=== Instruction ===
Without the pictures, print each of the records below exactly as it appears.

** BEGIN **

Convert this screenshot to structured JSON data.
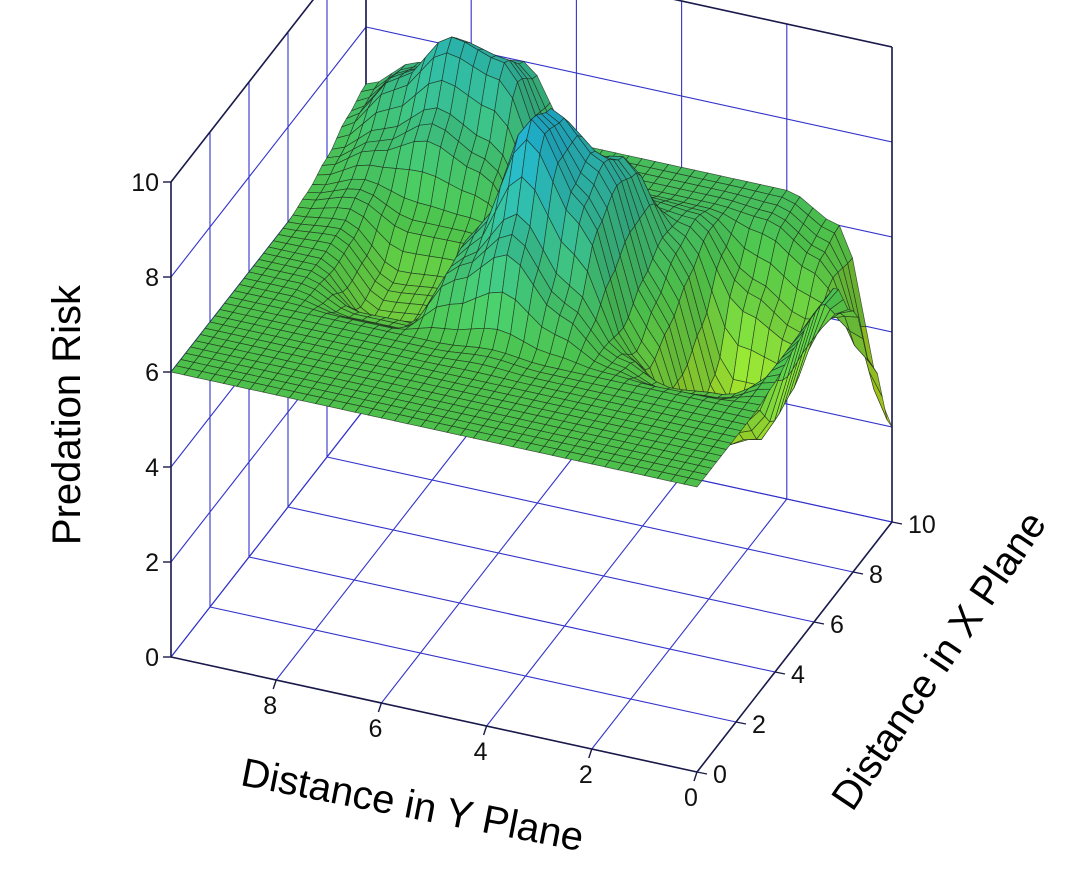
{
  "chart_data": {
    "type": "surface",
    "title": "",
    "zlabel": "Predation Risk",
    "ylabel": "Distance in Y Plane",
    "xlabel": "Distance in X Plane",
    "zlim": [
      0,
      10
    ],
    "ylim": [
      0,
      10
    ],
    "xlim": [
      0,
      10
    ],
    "z_ticks": [
      "0",
      "2",
      "4",
      "6",
      "8",
      "10"
    ],
    "y_ticks": [
      "0",
      "2",
      "4",
      "6",
      "8"
    ],
    "x_ticks": [
      "0",
      "2",
      "4",
      "6",
      "8",
      "10"
    ],
    "grid": true,
    "grid_color": "#3333cc",
    "colormap": [
      "#c8e619",
      "#4cc04a",
      "#1fa6c0"
    ],
    "surface_grid_x": [
      0,
      1,
      2,
      3,
      4,
      5,
      6,
      7,
      8,
      9,
      10
    ],
    "surface_grid_y": [
      0,
      1,
      2,
      3,
      4,
      5,
      6,
      7,
      8,
      9,
      10
    ],
    "surface_z": [
      [
        6.0,
        6.0,
        6.0,
        6.0,
        6.1,
        6.3,
        6.5,
        6.5,
        5.5,
        3.8,
        2.0
      ],
      [
        6.0,
        6.0,
        6.0,
        6.0,
        5.6,
        4.5,
        3.6,
        3.8,
        4.8,
        5.8,
        6.0
      ],
      [
        6.0,
        6.0,
        6.0,
        6.0,
        5.5,
        3.6,
        3.2,
        3.7,
        5.4,
        6.4,
        6.5
      ],
      [
        6.0,
        6.0,
        6.0,
        6.0,
        5.9,
        5.5,
        6.0,
        6.5,
        6.7,
        6.5,
        6.5
      ],
      [
        6.0,
        6.0,
        6.0,
        6.0,
        6.8,
        8.3,
        8.7,
        8.3,
        6.8,
        6.5,
        6.5
      ],
      [
        6.0,
        6.0,
        6.0,
        6.1,
        8.0,
        9.9,
        9.6,
        8.0,
        6.5,
        6.5,
        6.5
      ],
      [
        6.0,
        6.0,
        6.0,
        6.0,
        7.1,
        7.4,
        6.8,
        5.9,
        5.7,
        6.3,
        6.5
      ],
      [
        6.0,
        6.0,
        6.0,
        6.0,
        5.6,
        5.1,
        5.3,
        6.0,
        7.0,
        8.5,
        8.0
      ],
      [
        6.0,
        6.0,
        6.0,
        6.0,
        5.6,
        5.0,
        5.2,
        6.0,
        7.5,
        8.8,
        7.8
      ],
      [
        6.0,
        6.0,
        6.0,
        6.0,
        6.0,
        6.0,
        6.1,
        6.4,
        6.9,
        7.7,
        7.5
      ],
      [
        6.0,
        6.0,
        6.0,
        6.0,
        6.0,
        6.0,
        6.0,
        6.1,
        6.3,
        6.6,
        6.8
      ]
    ]
  }
}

** END **

=== Exercise answer ===
Convert this screenshot to structured JSON data.
{
  "chart_data": {
    "type": "surface",
    "title": "",
    "zlabel": "Predation Risk",
    "ylabel": "Distance in Y Plane",
    "xlabel": "Distance in X Plane",
    "zlim": [
      0,
      10
    ],
    "ylim": [
      0,
      10
    ],
    "xlim": [
      0,
      10
    ],
    "z_ticks": [
      "0",
      "2",
      "4",
      "6",
      "8",
      "10"
    ],
    "y_ticks": [
      "0",
      "2",
      "4",
      "6",
      "8"
    ],
    "x_ticks": [
      "0",
      "2",
      "4",
      "6",
      "8",
      "10"
    ],
    "grid": true,
    "grid_color": "#3333cc",
    "colormap": [
      "#c8e619",
      "#4cc04a",
      "#1fa6c0"
    ],
    "surface_grid_x": [
      0,
      1,
      2,
      3,
      4,
      5,
      6,
      7,
      8,
      9,
      10
    ],
    "surface_grid_y": [
      0,
      1,
      2,
      3,
      4,
      5,
      6,
      7,
      8,
      9,
      10
    ],
    "surface_z": [
      [
        6.0,
        6.0,
        6.0,
        6.0,
        6.1,
        6.3,
        6.5,
        6.5,
        5.5,
        3.8,
        2.0
      ],
      [
        6.0,
        6.0,
        6.0,
        6.0,
        5.6,
        4.5,
        3.6,
        3.8,
        4.8,
        5.8,
        6.0
      ],
      [
        6.0,
        6.0,
        6.0,
        6.0,
        5.5,
        3.6,
        3.2,
        3.7,
        5.4,
        6.4,
        6.5
      ],
      [
        6.0,
        6.0,
        6.0,
        6.0,
        5.9,
        5.5,
        6.0,
        6.5,
        6.7,
        6.5,
        6.5
      ],
      [
        6.0,
        6.0,
        6.0,
        6.0,
        6.8,
        8.3,
        8.7,
        8.3,
        6.8,
        6.5,
        6.5
      ],
      [
        6.0,
        6.0,
        6.0,
        6.1,
        8.0,
        9.9,
        9.6,
        8.0,
        6.5,
        6.5,
        6.5
      ],
      [
        6.0,
        6.0,
        6.0,
        6.0,
        7.1,
        7.4,
        6.8,
        5.9,
        5.7,
        6.3,
        6.5
      ],
      [
        6.0,
        6.0,
        6.0,
        6.0,
        5.6,
        5.1,
        5.3,
        6.0,
        7.0,
        8.5,
        8.0
      ],
      [
        6.0,
        6.0,
        6.0,
        6.0,
        5.6,
        5.0,
        5.2,
        6.0,
        7.5,
        8.8,
        7.8
      ],
      [
        6.0,
        6.0,
        6.0,
        6.0,
        6.0,
        6.0,
        6.1,
        6.4,
        6.9,
        7.7,
        7.5
      ],
      [
        6.0,
        6.0,
        6.0,
        6.0,
        6.0,
        6.0,
        6.0,
        6.1,
        6.3,
        6.6,
        6.8
      ]
    ]
  }
}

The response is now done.